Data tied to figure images

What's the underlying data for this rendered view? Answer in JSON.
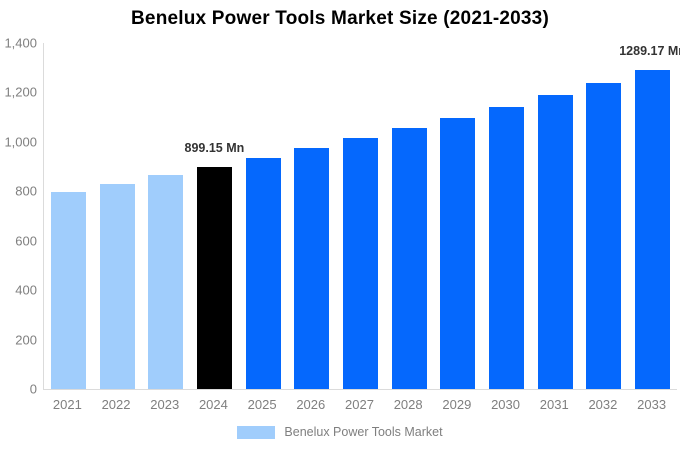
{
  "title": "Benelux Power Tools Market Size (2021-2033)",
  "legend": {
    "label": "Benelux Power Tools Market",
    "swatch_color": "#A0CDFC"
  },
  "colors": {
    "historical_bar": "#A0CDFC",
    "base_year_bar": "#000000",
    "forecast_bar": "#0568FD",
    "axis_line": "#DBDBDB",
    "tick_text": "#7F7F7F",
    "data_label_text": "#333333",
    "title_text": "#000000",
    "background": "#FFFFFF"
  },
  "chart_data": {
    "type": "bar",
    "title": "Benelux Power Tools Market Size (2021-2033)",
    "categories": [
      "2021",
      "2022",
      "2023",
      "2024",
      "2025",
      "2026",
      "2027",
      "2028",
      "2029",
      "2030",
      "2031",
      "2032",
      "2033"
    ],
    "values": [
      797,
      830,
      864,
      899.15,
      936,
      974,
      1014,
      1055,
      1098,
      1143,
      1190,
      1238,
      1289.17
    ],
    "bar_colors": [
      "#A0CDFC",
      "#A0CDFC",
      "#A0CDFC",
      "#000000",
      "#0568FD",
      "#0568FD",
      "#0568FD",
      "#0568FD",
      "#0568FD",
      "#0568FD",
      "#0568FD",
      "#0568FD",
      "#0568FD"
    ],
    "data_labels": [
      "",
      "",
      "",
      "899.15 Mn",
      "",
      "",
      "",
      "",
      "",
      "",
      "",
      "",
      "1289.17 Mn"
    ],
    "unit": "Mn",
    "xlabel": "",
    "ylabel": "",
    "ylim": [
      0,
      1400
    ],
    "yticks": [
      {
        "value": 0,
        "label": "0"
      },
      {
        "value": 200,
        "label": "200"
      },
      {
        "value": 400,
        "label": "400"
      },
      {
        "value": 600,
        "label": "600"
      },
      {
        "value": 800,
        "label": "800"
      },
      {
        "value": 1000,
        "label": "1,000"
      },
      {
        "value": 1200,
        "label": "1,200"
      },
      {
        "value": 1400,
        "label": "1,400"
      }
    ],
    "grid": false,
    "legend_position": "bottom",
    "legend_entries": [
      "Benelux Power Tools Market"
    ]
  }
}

...

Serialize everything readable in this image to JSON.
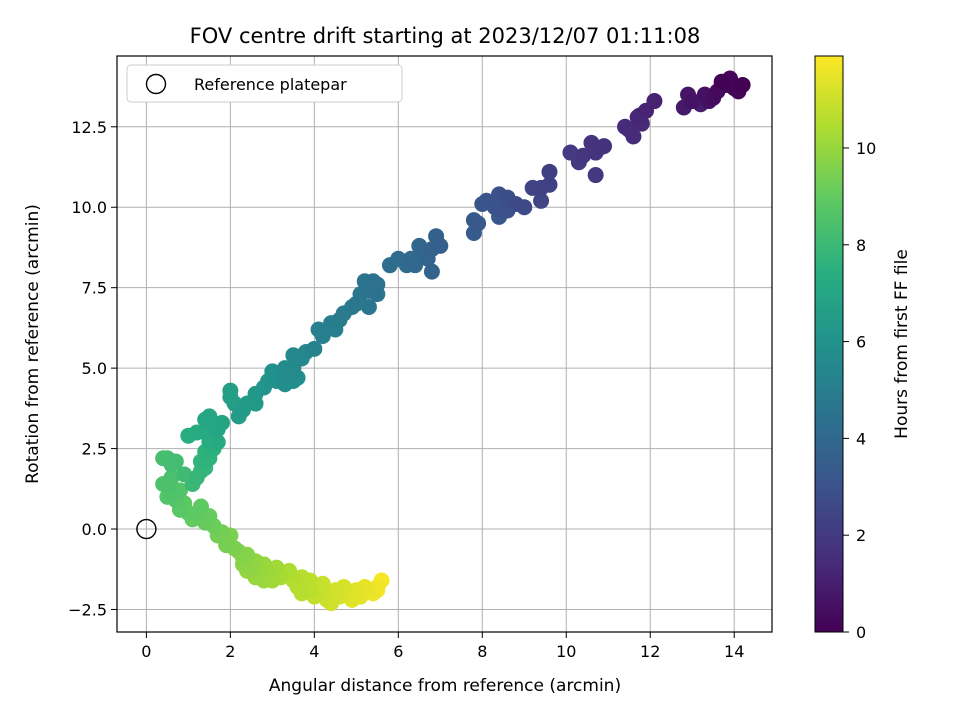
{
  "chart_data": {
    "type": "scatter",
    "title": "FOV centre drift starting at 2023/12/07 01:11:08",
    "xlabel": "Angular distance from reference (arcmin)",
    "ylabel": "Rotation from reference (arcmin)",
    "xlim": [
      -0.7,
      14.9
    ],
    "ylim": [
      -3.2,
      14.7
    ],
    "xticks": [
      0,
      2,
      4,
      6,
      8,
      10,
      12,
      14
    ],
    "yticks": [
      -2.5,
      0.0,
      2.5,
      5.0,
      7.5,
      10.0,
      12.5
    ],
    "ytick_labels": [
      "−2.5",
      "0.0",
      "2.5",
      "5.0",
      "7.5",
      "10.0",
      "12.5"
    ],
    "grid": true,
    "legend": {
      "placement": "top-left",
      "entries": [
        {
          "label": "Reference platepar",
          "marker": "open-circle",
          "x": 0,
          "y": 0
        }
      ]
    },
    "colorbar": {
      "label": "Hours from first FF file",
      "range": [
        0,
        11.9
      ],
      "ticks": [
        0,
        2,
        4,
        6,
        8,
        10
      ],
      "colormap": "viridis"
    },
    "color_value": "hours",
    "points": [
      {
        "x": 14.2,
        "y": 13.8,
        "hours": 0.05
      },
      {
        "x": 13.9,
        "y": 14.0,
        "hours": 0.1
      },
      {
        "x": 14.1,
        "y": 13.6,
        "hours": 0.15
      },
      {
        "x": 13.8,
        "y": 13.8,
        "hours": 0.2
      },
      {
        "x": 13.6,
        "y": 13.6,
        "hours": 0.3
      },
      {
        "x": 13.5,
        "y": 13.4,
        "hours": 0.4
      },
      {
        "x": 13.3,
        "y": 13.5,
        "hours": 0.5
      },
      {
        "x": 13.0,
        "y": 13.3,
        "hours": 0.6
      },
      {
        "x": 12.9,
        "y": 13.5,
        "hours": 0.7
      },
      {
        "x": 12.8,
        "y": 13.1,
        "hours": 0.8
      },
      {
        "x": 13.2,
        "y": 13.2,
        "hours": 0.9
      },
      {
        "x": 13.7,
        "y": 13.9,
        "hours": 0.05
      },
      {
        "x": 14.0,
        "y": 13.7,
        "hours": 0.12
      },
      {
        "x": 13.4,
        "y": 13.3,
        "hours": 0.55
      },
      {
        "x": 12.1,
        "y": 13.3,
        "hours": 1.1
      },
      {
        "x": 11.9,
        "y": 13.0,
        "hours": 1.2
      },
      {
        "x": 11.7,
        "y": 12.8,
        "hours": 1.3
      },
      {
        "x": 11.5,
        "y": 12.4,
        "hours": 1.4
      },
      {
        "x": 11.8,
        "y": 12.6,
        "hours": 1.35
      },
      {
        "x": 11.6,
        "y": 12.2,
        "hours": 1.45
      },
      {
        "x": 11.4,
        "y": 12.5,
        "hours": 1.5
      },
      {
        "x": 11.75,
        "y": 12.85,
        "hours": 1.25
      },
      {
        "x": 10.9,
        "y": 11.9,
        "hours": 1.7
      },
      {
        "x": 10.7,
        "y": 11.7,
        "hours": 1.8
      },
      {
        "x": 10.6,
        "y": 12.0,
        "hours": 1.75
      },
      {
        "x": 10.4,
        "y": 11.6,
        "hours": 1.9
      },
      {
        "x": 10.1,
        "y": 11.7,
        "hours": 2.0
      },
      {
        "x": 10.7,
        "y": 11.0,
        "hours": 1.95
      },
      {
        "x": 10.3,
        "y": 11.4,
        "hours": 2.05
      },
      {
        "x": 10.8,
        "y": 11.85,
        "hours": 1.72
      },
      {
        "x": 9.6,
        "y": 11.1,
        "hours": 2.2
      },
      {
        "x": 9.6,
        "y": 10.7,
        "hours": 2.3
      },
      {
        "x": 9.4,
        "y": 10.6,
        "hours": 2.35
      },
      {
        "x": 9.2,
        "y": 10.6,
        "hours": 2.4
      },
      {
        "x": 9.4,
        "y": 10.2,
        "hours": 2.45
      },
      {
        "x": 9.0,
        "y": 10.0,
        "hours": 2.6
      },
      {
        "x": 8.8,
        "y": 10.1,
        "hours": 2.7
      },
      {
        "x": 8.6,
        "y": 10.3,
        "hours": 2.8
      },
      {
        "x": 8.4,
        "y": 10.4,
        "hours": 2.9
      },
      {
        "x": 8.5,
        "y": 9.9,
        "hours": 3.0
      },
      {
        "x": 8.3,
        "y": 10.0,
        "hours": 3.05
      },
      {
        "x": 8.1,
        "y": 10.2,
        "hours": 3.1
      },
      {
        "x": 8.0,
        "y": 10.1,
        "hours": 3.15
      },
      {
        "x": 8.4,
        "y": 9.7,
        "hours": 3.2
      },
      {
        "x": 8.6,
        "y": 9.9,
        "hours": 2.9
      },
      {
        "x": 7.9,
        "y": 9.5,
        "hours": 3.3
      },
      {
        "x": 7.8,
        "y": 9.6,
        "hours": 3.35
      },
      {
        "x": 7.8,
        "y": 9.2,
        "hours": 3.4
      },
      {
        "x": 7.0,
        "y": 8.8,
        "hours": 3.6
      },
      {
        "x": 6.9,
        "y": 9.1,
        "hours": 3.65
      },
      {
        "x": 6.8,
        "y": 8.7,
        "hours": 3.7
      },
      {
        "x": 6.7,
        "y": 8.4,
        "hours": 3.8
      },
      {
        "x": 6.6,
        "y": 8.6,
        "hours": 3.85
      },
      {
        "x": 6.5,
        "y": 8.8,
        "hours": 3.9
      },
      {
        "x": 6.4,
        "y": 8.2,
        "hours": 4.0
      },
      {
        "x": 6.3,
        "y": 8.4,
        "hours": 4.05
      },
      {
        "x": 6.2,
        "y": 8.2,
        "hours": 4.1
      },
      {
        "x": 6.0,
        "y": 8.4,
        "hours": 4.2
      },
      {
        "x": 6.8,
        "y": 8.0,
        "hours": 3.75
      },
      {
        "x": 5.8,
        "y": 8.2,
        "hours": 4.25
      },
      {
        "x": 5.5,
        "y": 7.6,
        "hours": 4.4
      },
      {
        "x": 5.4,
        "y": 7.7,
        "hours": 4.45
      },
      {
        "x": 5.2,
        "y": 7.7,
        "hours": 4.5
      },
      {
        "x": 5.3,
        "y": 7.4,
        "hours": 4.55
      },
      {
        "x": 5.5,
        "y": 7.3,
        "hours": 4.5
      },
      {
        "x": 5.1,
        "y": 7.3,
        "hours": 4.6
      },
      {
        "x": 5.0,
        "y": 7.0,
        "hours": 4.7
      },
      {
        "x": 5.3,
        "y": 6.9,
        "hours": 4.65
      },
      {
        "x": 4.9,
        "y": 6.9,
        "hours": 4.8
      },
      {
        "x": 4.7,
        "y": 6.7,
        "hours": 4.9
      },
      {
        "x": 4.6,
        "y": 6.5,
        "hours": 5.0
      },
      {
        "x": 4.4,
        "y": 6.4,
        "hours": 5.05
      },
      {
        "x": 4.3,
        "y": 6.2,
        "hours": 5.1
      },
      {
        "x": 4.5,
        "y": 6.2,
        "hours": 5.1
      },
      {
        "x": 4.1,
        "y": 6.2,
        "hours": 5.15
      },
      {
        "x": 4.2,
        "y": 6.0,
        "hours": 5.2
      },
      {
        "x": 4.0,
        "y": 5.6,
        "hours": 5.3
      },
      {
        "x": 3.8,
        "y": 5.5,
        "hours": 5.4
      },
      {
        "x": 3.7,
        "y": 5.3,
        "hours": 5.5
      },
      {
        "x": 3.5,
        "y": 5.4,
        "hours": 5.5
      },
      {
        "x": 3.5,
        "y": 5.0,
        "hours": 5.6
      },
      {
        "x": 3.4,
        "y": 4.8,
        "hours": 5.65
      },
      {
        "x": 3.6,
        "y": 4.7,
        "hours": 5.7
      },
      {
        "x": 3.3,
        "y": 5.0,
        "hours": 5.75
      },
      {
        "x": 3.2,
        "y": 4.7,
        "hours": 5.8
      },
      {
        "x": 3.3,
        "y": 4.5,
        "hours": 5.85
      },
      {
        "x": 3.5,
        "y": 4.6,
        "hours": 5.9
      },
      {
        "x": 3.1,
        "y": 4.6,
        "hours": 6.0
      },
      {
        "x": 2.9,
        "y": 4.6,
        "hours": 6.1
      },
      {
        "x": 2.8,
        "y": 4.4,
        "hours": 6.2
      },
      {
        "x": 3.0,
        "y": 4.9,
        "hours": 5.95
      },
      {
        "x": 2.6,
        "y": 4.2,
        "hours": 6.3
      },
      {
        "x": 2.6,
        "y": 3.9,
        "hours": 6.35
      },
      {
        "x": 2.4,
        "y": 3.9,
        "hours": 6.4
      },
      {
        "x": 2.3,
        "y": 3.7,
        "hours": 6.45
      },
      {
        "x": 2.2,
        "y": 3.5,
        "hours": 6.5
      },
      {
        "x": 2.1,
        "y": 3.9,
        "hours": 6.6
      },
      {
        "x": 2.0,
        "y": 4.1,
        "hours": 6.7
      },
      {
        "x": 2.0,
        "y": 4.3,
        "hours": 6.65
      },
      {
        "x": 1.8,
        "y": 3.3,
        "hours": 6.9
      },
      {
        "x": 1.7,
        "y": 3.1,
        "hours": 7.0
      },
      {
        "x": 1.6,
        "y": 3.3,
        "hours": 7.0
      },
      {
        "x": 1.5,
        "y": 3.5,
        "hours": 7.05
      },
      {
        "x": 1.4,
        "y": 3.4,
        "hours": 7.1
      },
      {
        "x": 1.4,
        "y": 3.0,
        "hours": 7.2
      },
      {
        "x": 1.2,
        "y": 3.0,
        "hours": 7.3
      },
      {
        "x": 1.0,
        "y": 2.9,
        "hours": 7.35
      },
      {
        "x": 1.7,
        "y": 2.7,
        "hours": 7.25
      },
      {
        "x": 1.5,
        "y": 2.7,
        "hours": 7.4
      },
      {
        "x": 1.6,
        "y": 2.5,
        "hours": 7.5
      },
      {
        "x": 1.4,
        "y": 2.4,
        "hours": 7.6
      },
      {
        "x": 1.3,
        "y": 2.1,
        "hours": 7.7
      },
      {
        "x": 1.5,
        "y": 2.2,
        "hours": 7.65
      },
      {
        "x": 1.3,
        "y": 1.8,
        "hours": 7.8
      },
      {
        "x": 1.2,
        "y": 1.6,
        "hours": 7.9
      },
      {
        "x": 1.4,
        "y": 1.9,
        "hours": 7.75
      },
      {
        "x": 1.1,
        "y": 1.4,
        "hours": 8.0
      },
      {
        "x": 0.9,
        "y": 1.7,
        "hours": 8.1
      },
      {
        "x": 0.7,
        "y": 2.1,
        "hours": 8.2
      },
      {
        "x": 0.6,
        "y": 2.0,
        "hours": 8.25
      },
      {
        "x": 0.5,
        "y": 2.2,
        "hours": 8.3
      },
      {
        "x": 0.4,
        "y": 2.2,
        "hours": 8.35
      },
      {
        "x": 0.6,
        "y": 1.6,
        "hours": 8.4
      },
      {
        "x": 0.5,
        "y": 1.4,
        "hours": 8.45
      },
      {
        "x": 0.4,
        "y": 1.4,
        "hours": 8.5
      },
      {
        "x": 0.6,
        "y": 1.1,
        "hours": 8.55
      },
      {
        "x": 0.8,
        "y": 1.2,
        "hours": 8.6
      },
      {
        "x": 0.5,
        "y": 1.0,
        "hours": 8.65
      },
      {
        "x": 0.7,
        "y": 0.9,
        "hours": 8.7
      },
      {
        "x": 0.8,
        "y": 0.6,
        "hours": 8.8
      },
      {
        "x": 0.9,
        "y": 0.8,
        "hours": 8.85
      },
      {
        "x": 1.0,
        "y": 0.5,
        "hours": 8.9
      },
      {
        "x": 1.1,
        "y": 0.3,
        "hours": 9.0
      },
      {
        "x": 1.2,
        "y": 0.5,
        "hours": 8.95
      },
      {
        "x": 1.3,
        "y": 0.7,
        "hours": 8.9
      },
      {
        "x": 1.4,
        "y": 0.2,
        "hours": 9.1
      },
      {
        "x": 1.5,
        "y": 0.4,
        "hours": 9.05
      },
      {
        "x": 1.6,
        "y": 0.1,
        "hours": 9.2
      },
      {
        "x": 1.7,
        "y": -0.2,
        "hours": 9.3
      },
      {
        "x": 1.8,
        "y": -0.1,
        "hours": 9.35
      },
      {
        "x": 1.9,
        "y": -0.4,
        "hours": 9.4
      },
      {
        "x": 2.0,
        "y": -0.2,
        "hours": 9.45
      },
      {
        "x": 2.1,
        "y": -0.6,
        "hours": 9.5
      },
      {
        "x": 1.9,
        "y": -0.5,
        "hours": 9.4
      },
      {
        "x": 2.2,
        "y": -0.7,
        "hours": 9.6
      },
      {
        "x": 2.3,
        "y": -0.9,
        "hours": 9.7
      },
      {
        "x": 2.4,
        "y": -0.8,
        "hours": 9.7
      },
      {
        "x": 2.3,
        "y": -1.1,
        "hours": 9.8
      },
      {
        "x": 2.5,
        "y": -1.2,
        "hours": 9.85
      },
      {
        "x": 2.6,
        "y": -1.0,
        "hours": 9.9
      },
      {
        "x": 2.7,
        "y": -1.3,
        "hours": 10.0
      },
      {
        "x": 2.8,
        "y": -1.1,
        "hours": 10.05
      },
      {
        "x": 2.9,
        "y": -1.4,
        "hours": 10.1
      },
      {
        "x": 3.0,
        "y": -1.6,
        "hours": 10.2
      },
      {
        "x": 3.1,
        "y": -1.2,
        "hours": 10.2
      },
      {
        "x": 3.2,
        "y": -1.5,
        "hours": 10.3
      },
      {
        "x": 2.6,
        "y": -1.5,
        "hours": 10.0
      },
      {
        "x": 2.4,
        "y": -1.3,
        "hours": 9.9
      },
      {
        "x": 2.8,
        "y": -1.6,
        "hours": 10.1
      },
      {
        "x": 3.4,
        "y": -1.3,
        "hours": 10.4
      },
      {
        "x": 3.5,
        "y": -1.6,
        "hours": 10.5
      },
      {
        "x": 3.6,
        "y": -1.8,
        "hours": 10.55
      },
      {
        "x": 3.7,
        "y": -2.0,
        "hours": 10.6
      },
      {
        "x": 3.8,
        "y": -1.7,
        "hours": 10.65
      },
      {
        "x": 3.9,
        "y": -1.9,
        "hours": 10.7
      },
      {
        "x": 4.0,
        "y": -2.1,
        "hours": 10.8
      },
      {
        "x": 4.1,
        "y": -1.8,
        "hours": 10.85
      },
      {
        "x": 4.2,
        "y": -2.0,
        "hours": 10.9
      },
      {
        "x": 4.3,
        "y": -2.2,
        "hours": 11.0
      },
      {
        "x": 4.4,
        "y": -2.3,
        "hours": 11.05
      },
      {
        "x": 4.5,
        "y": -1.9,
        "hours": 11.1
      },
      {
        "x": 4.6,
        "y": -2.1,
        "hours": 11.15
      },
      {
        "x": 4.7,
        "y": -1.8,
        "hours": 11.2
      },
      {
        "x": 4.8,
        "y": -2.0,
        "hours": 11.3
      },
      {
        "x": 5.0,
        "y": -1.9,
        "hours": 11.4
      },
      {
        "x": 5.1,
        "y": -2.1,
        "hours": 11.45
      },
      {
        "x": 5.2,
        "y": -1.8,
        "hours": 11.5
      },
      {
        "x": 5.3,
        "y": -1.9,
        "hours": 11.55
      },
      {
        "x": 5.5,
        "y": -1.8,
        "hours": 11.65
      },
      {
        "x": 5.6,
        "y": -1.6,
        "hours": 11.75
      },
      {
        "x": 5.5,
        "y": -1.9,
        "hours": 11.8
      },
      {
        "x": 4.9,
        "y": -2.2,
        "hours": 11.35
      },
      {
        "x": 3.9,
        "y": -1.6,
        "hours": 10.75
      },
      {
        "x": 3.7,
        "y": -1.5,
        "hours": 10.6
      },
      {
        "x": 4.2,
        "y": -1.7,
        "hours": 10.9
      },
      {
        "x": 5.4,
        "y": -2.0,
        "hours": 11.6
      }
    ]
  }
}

▶ _Exercise_
Output a single number: how many lines contain the word "Power".

▶ _Task solution_
4